• Exercise task:
Set down each entry exactly as given; pictures should not appear in the copy.

• Data for processing:
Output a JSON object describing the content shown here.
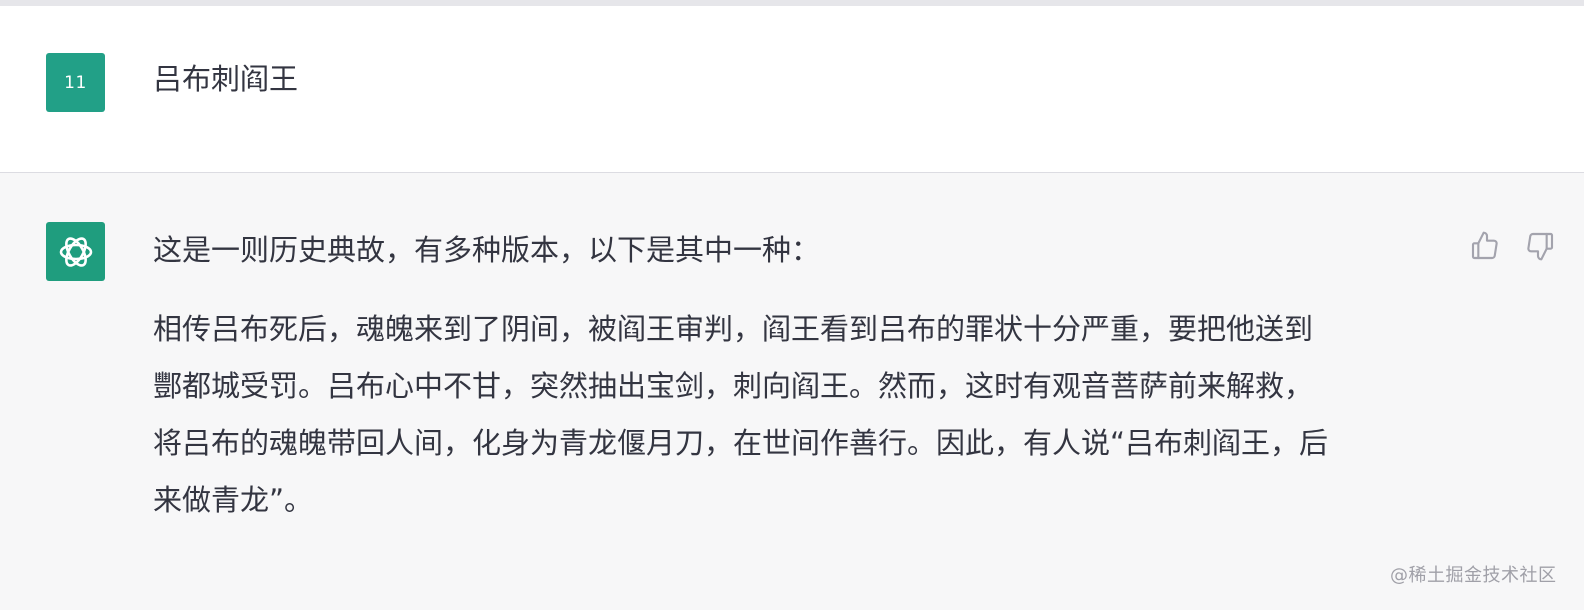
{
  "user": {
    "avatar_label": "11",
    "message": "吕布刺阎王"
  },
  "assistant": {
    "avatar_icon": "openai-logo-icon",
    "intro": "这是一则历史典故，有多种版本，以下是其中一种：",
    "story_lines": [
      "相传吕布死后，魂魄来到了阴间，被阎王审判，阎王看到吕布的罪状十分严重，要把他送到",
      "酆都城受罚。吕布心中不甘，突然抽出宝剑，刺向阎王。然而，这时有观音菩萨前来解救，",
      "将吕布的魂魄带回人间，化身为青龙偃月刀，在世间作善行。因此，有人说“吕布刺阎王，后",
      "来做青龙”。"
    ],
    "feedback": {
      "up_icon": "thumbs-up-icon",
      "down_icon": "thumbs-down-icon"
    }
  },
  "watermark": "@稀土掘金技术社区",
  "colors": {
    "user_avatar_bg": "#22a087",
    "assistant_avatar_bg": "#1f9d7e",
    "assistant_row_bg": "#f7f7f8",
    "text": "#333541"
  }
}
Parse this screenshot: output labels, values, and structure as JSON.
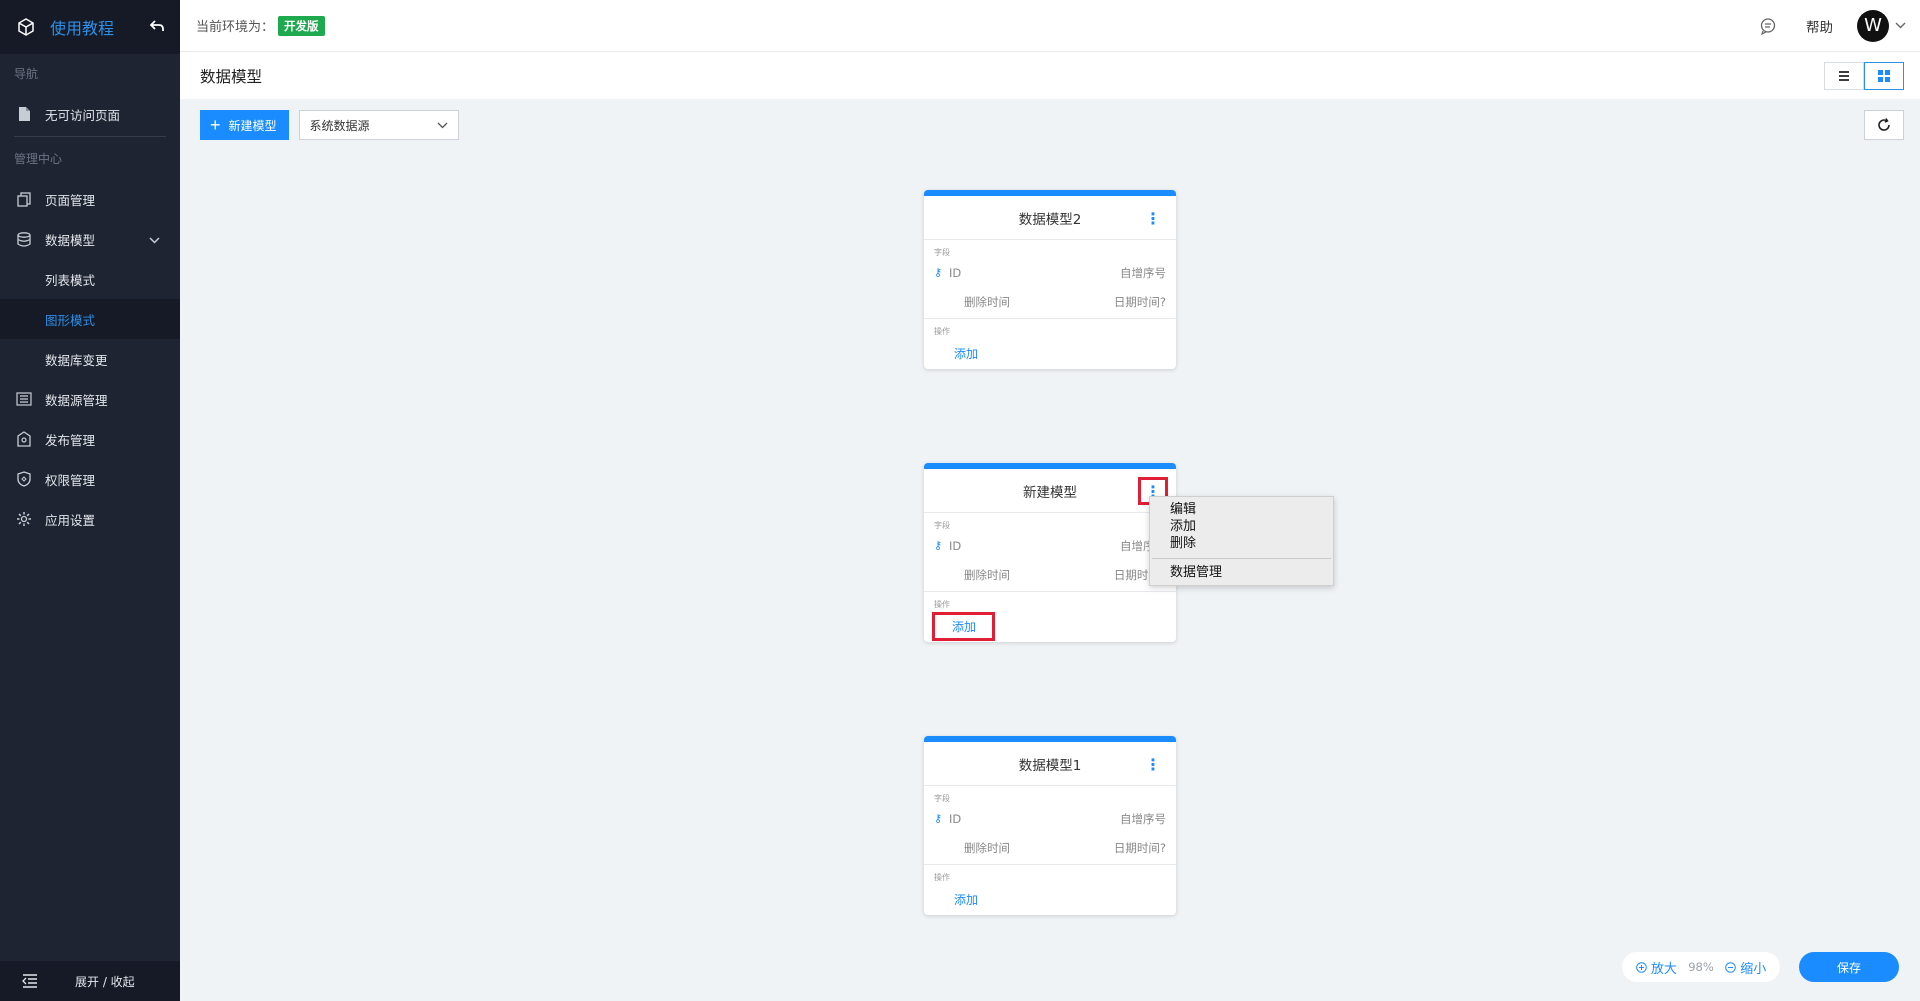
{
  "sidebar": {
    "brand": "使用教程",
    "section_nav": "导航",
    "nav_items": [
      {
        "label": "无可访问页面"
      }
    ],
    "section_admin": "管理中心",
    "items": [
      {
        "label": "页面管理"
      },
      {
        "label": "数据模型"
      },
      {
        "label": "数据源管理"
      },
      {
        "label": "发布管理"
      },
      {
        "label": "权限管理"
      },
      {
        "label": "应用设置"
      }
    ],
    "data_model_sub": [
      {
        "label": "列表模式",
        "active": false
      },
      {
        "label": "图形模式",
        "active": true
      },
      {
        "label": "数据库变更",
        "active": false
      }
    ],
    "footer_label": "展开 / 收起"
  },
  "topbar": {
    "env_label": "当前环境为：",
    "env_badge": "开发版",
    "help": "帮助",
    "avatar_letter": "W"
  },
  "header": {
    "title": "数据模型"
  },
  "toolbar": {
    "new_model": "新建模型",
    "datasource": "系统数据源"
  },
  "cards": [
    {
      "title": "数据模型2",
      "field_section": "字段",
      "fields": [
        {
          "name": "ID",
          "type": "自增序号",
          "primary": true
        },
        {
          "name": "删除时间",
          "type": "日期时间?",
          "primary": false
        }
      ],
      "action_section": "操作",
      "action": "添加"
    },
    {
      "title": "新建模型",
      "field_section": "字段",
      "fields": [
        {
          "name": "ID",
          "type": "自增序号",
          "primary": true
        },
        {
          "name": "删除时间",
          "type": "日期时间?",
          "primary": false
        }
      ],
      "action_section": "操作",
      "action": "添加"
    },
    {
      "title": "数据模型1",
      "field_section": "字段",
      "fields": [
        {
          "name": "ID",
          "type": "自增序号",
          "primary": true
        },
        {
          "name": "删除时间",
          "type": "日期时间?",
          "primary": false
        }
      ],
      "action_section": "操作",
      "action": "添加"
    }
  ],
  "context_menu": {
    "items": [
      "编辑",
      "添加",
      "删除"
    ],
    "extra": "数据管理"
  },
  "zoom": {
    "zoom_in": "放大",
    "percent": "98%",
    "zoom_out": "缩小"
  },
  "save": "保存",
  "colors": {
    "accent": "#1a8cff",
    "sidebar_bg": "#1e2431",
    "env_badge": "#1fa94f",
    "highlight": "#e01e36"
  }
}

• Correct response:
Output a JSON object describing the content shown here.
{
  "user": {
    "avatar_label": "11",
    "message": "吕布刺阎王"
  },
  "assistant": {
    "avatar_icon": "openai-logo-icon",
    "intro": "这是一则历史典故，有多种版本，以下是其中一种：",
    "story_lines": [
      "相传吕布死后，魂魄来到了阴间，被阎王审判，阎王看到吕布的罪状十分严重，要把他送到",
      "酆都城受罚。吕布心中不甘，突然抽出宝剑，刺向阎王。然而，这时有观音菩萨前来解救，",
      "将吕布的魂魄带回人间，化身为青龙偃月刀，在世间作善行。因此，有人说“吕布刺阎王，后",
      "来做青龙”。"
    ],
    "feedback": {
      "up_icon": "thumbs-up-icon",
      "down_icon": "thumbs-down-icon"
    }
  },
  "watermark": "@稀土掘金技术社区",
  "colors": {
    "user_avatar_bg": "#22a087",
    "assistant_avatar_bg": "#1f9d7e",
    "assistant_row_bg": "#f7f7f8",
    "text": "#333541"
  }
}
Parse this screenshot: output labels, values, and structure as JSON.
{
  "sidebar": {
    "brand": "使用教程",
    "section_nav": "导航",
    "nav_items": [
      {
        "label": "无可访问页面"
      }
    ],
    "section_admin": "管理中心",
    "items": [
      {
        "label": "页面管理"
      },
      {
        "label": "数据模型"
      },
      {
        "label": "数据源管理"
      },
      {
        "label": "发布管理"
      },
      {
        "label": "权限管理"
      },
      {
        "label": "应用设置"
      }
    ],
    "data_model_sub": [
      {
        "label": "列表模式",
        "active": false
      },
      {
        "label": "图形模式",
        "active": true
      },
      {
        "label": "数据库变更",
        "active": false
      }
    ],
    "footer_label": "展开 / 收起"
  },
  "topbar": {
    "env_label": "当前环境为：",
    "env_badge": "开发版",
    "help": "帮助",
    "avatar_letter": "W"
  },
  "header": {
    "title": "数据模型"
  },
  "toolbar": {
    "new_model": "新建模型",
    "datasource": "系统数据源"
  },
  "cards": [
    {
      "title": "数据模型2",
      "field_section": "字段",
      "fields": [
        {
          "name": "ID",
          "type": "自增序号",
          "primary": true
        },
        {
          "name": "删除时间",
          "type": "日期时间?",
          "primary": false
        }
      ],
      "action_section": "操作",
      "action": "添加"
    },
    {
      "title": "新建模型",
      "field_section": "字段",
      "fields": [
        {
          "name": "ID",
          "type": "自增序号",
          "primary": true
        },
        {
          "name": "删除时间",
          "type": "日期时间?",
          "primary": false
        }
      ],
      "action_section": "操作",
      "action": "添加"
    },
    {
      "title": "数据模型1",
      "field_section": "字段",
      "fields": [
        {
          "name": "ID",
          "type": "自增序号",
          "primary": true
        },
        {
          "name": "删除时间",
          "type": "日期时间?",
          "primary": false
        }
      ],
      "action_section": "操作",
      "action": "添加"
    }
  ],
  "context_menu": {
    "items": [
      "编辑",
      "添加",
      "删除"
    ],
    "extra": "数据管理"
  },
  "zoom": {
    "zoom_in": "放大",
    "percent": "98%",
    "zoom_out": "缩小"
  },
  "save": "保存",
  "colors": {
    "accent": "#1a8cff",
    "sidebar_bg": "#1e2431",
    "env_badge": "#1fa94f",
    "highlight": "#e01e36"
  }
}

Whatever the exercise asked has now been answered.